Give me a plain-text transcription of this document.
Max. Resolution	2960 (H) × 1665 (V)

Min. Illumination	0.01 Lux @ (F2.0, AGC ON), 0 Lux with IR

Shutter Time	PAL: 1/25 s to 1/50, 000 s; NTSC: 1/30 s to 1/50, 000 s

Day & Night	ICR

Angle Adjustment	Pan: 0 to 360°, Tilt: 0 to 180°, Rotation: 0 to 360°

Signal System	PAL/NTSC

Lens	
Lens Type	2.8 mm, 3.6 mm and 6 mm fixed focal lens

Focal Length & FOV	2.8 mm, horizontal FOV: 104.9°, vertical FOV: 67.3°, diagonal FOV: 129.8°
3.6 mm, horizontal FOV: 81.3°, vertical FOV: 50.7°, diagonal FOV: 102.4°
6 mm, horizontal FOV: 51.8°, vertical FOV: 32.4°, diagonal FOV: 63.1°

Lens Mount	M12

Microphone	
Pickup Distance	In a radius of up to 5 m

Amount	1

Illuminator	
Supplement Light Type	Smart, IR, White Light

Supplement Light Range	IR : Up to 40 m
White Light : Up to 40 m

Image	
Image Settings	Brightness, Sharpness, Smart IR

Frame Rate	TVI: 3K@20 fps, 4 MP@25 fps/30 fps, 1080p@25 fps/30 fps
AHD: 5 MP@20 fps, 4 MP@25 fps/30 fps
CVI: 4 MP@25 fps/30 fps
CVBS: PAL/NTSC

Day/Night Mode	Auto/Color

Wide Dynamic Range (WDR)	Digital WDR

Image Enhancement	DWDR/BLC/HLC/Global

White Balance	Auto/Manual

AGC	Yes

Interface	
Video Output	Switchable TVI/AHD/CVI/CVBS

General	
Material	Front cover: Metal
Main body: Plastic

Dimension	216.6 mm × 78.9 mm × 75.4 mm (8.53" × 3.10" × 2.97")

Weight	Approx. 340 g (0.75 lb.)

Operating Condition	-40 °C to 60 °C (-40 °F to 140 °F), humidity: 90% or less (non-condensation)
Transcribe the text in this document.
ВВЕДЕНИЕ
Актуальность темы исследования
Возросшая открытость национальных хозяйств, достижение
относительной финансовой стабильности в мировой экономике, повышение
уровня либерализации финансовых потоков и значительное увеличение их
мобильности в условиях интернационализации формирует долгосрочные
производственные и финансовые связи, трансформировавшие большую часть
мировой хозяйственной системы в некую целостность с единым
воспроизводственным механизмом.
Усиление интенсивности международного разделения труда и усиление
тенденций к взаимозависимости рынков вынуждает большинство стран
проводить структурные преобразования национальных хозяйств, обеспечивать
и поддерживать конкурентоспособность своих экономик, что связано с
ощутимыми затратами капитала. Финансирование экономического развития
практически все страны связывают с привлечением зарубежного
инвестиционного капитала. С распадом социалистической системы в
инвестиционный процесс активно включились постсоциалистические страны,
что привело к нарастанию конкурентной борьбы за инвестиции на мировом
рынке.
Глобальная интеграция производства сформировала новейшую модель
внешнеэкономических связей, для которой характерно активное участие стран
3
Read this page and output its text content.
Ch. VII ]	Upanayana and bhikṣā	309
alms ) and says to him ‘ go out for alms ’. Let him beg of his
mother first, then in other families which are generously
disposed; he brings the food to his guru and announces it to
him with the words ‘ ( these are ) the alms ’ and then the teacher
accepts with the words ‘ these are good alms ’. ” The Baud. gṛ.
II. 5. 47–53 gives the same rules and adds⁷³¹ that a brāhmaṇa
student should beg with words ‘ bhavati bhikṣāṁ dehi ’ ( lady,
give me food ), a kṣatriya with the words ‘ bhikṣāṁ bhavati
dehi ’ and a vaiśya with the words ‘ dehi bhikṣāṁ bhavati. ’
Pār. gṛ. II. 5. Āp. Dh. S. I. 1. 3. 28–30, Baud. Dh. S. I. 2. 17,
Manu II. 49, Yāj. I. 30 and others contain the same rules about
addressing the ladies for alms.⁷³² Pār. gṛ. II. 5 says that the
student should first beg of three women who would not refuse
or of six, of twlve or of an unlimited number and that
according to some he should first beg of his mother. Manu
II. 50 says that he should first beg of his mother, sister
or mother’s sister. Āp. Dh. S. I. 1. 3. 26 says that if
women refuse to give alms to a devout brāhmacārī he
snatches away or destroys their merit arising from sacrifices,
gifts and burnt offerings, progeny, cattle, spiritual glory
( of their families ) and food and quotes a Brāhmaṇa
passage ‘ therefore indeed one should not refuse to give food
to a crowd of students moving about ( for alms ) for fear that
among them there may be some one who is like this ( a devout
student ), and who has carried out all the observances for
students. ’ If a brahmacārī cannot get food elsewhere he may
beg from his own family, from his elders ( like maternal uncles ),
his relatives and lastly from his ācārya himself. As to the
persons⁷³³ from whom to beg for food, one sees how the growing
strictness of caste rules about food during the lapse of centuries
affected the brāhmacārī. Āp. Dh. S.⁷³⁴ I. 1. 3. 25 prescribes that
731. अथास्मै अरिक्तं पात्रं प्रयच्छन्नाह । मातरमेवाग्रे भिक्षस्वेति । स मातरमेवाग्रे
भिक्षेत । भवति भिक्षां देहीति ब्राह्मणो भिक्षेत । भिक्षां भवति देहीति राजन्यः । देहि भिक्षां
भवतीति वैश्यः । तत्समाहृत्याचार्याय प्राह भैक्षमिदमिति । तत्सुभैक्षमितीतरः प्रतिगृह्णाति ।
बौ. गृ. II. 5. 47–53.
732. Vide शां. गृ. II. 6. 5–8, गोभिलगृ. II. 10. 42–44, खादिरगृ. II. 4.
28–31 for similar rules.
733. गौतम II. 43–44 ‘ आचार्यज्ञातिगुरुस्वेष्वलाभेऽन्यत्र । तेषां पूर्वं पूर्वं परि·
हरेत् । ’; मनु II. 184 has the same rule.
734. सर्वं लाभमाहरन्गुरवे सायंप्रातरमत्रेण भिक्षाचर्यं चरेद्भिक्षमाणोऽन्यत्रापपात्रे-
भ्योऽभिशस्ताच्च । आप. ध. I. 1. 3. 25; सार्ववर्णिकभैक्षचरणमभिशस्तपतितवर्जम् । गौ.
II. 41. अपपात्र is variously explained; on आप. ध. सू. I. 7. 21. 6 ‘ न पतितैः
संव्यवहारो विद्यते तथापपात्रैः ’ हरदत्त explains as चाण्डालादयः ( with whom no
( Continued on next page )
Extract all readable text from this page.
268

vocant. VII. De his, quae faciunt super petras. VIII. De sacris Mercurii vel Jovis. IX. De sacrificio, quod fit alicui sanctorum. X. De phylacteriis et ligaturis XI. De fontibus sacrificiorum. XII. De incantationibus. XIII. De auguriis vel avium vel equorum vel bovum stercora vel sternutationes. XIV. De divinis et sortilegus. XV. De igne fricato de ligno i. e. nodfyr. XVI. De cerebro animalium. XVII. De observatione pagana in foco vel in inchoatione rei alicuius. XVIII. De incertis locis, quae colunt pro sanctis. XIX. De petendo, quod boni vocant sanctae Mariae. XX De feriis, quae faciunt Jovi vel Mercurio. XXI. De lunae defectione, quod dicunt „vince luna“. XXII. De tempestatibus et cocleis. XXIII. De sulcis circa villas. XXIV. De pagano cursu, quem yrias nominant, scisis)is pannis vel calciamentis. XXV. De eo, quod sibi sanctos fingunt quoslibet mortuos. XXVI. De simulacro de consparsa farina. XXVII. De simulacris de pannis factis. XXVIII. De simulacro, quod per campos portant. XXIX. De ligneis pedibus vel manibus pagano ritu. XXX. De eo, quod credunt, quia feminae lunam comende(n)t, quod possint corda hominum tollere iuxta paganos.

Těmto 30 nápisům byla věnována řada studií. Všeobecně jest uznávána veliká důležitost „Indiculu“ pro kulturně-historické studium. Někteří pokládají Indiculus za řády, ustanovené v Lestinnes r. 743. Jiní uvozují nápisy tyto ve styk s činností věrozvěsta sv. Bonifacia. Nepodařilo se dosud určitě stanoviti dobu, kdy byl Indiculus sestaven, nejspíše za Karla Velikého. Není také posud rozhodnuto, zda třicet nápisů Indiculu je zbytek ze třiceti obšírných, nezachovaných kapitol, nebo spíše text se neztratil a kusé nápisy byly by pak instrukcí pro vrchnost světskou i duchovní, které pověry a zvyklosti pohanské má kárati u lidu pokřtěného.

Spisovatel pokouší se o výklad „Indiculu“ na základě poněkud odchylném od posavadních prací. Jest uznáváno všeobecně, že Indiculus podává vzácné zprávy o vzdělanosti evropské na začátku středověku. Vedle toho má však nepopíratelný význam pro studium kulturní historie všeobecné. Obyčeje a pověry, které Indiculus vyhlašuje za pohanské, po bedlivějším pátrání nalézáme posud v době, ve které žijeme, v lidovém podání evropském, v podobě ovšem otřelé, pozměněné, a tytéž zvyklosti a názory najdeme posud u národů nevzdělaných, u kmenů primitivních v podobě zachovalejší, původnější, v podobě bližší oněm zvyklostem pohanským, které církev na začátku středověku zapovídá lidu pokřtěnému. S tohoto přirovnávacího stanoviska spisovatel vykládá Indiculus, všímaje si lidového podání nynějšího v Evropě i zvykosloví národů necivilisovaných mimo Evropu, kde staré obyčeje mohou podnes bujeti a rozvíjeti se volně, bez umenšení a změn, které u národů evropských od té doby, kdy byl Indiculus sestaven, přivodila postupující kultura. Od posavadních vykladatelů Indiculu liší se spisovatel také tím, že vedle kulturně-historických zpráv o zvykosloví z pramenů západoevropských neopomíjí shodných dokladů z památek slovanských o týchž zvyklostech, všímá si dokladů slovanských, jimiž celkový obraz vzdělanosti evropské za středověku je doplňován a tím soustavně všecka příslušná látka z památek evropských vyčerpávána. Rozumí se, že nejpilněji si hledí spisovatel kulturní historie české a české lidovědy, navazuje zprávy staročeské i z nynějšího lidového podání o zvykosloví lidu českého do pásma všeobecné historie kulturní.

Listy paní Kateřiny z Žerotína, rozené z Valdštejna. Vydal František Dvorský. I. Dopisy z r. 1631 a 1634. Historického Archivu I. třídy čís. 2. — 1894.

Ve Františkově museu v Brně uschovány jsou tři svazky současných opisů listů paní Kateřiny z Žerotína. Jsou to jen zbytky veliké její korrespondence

◆ Aim of the exercise ◆
Within the entries above, report how many lines include "paní", and keep the answer to the number.

◆ Response ◆
2